§ **Raw records**:
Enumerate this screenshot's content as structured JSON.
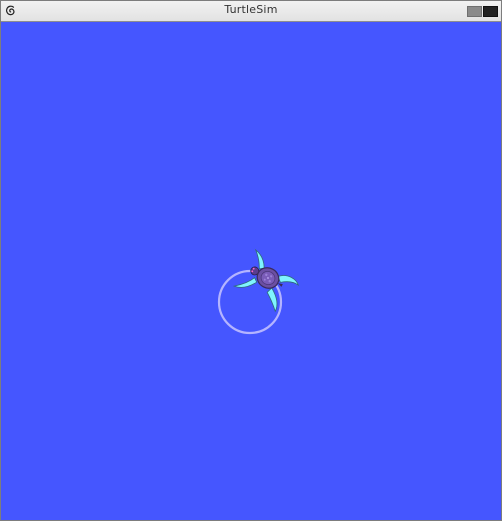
{
  "window": {
    "title": "TurtleSim"
  },
  "icons": {
    "window_menu": "debian-swirl-icon",
    "minimize": "minimize-icon",
    "maximize": "maximize-icon",
    "turtle": "turtle-icon"
  },
  "colors": {
    "background": "#4556ff",
    "path": "#b4b4ff",
    "titlebar": "#e6e6e6"
  }
}
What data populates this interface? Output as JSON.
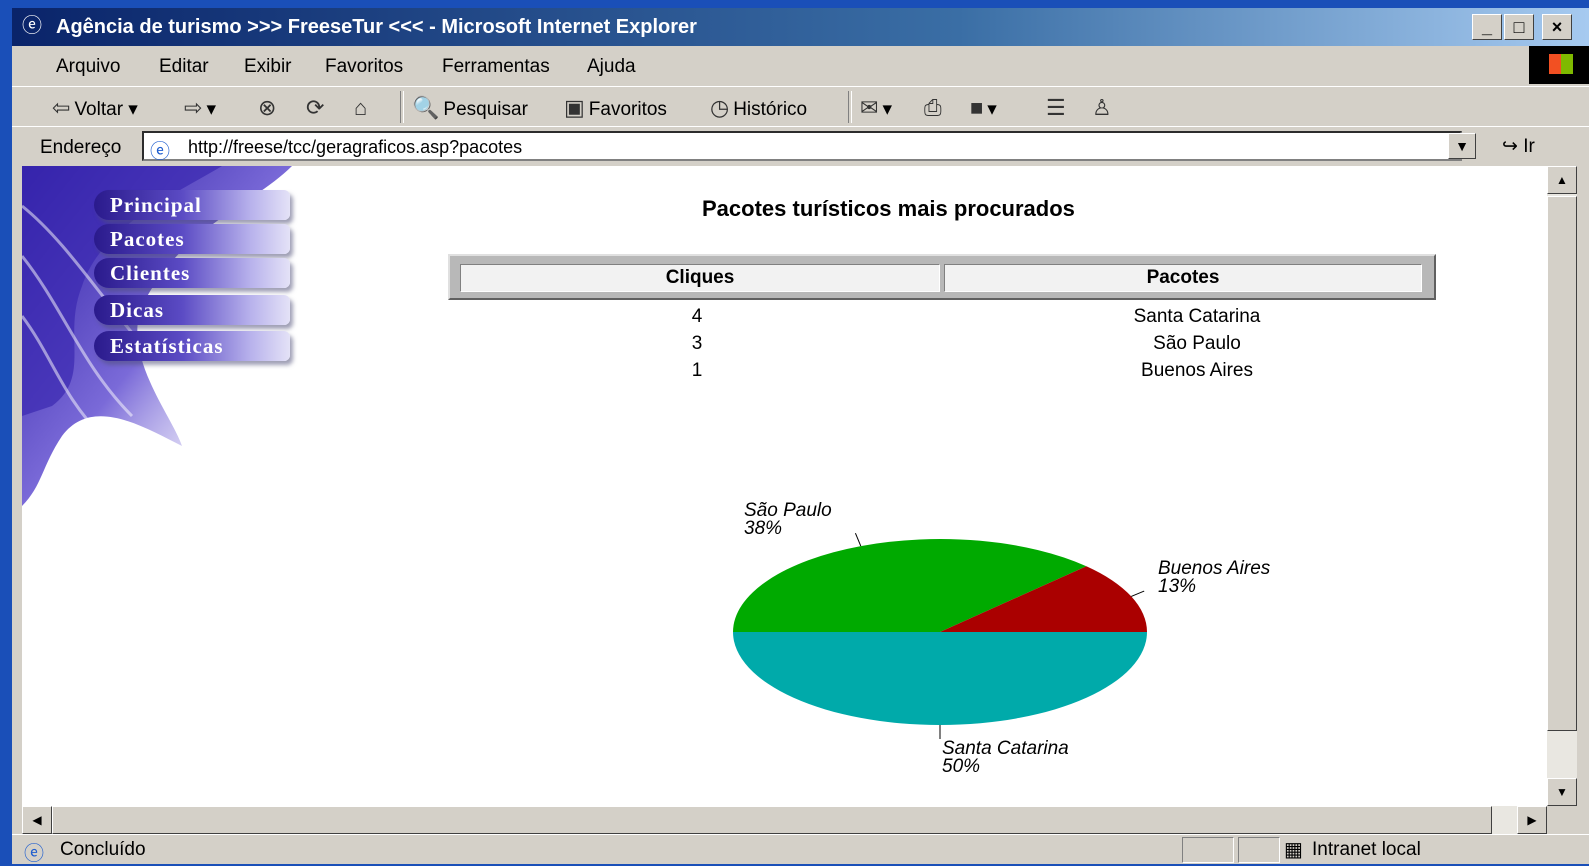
{
  "window": {
    "title": "Agência de turismo >>> FreeseTur <<< - Microsoft Internet Explorer",
    "controls": [
      "_",
      "□",
      "×"
    ]
  },
  "menu": [
    "Arquivo",
    "Editar",
    "Exibir",
    "Favoritos",
    "Ferramentas",
    "Ajuda"
  ],
  "toolbar": {
    "back": "Voltar",
    "search": "Pesquisar",
    "favorites": "Favoritos",
    "history": "Histórico"
  },
  "address": {
    "label": "Endereço",
    "url": "http://freese/tcc/geragraficos.asp?pacotes",
    "go": "Ir"
  },
  "nav": [
    "Principal",
    "Pacotes",
    "Clientes",
    "Dicas",
    "Estatísticas"
  ],
  "page": {
    "title": "Pacotes turísticos mais procurados",
    "table": {
      "headers": [
        "Cliques",
        "Pacotes"
      ],
      "rows": [
        [
          "4",
          "Santa Catarina"
        ],
        [
          "3",
          "São Paulo"
        ],
        [
          "1",
          "Buenos Aires"
        ]
      ]
    }
  },
  "chart_data": {
    "type": "pie",
    "slices": [
      {
        "label": "Santa Catarina",
        "value": 4,
        "percent": "50%",
        "color": "#00aaaa"
      },
      {
        "label": "São Paulo",
        "value": 3,
        "percent": "38%",
        "color": "#00aa00"
      },
      {
        "label": "Buenos Aires",
        "value": 1,
        "percent": "13%",
        "color": "#aa0000"
      }
    ]
  },
  "status": {
    "text": "Concluído",
    "zone": "Intranet local"
  }
}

§ **Goal**: All of the data above should be quoted exactly, except for the pictures.

§ **Written solution**:
Enumerate this screenshot's content as structured JSON.
{
  "window": {
    "title": "TurtleSim"
  },
  "icons": {
    "window_menu": "debian-swirl-icon",
    "minimize": "minimize-icon",
    "maximize": "maximize-icon",
    "turtle": "turtle-icon"
  },
  "colors": {
    "background": "#4556ff",
    "path": "#b4b4ff",
    "titlebar": "#e6e6e6"
  }
}
What data populates this interface? Output as JSON.
{
  "window": {
    "title": "Agência de turismo >>> FreeseTur <<< - Microsoft Internet Explorer",
    "controls": [
      "_",
      "□",
      "×"
    ]
  },
  "menu": [
    "Arquivo",
    "Editar",
    "Exibir",
    "Favoritos",
    "Ferramentas",
    "Ajuda"
  ],
  "toolbar": {
    "back": "Voltar",
    "search": "Pesquisar",
    "favorites": "Favoritos",
    "history": "Histórico"
  },
  "address": {
    "label": "Endereço",
    "url": "http://freese/tcc/geragraficos.asp?pacotes",
    "go": "Ir"
  },
  "nav": [
    "Principal",
    "Pacotes",
    "Clientes",
    "Dicas",
    "Estatísticas"
  ],
  "page": {
    "title": "Pacotes turísticos mais procurados",
    "table": {
      "headers": [
        "Cliques",
        "Pacotes"
      ],
      "rows": [
        [
          "4",
          "Santa Catarina"
        ],
        [
          "3",
          "São Paulo"
        ],
        [
          "1",
          "Buenos Aires"
        ]
      ]
    }
  },
  "chart_data": {
    "type": "pie",
    "slices": [
      {
        "label": "Santa Catarina",
        "value": 4,
        "percent": "50%",
        "color": "#00aaaa"
      },
      {
        "label": "São Paulo",
        "value": 3,
        "percent": "38%",
        "color": "#00aa00"
      },
      {
        "label": "Buenos Aires",
        "value": 1,
        "percent": "13%",
        "color": "#aa0000"
      }
    ]
  },
  "status": {
    "text": "Concluído",
    "zone": "Intranet local"
  }
}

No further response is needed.